[start Records shown]

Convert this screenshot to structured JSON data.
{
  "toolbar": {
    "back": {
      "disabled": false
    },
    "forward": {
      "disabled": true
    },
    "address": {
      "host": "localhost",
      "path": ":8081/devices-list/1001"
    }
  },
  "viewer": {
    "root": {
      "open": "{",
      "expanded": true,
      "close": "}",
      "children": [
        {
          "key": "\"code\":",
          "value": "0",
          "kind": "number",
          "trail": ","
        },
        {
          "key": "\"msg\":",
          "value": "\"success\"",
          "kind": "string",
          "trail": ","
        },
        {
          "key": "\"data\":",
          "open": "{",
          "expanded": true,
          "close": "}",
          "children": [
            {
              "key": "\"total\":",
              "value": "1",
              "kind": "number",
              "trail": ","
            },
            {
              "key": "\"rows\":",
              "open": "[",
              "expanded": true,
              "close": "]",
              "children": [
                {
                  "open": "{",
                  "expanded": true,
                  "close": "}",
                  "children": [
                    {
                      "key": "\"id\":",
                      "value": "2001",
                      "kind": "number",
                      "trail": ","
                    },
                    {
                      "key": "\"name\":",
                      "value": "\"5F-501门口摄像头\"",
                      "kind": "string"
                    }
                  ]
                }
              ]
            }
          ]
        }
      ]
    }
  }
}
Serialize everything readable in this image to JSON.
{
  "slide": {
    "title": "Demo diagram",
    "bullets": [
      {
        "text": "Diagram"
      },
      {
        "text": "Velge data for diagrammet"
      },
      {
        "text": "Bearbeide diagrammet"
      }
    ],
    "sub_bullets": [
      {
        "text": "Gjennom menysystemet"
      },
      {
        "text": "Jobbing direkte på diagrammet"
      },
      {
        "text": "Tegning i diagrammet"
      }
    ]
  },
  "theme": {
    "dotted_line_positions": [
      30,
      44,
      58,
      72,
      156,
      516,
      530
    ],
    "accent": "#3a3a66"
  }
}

[end Records shown]

-- Short task --
Identify each line containing the string "data" and copy it out.

-- Solution to this task --
Convert this screenshot to structured JSON data.
          "key": "\"data\":",
        "text": "Velge data for diagrammet"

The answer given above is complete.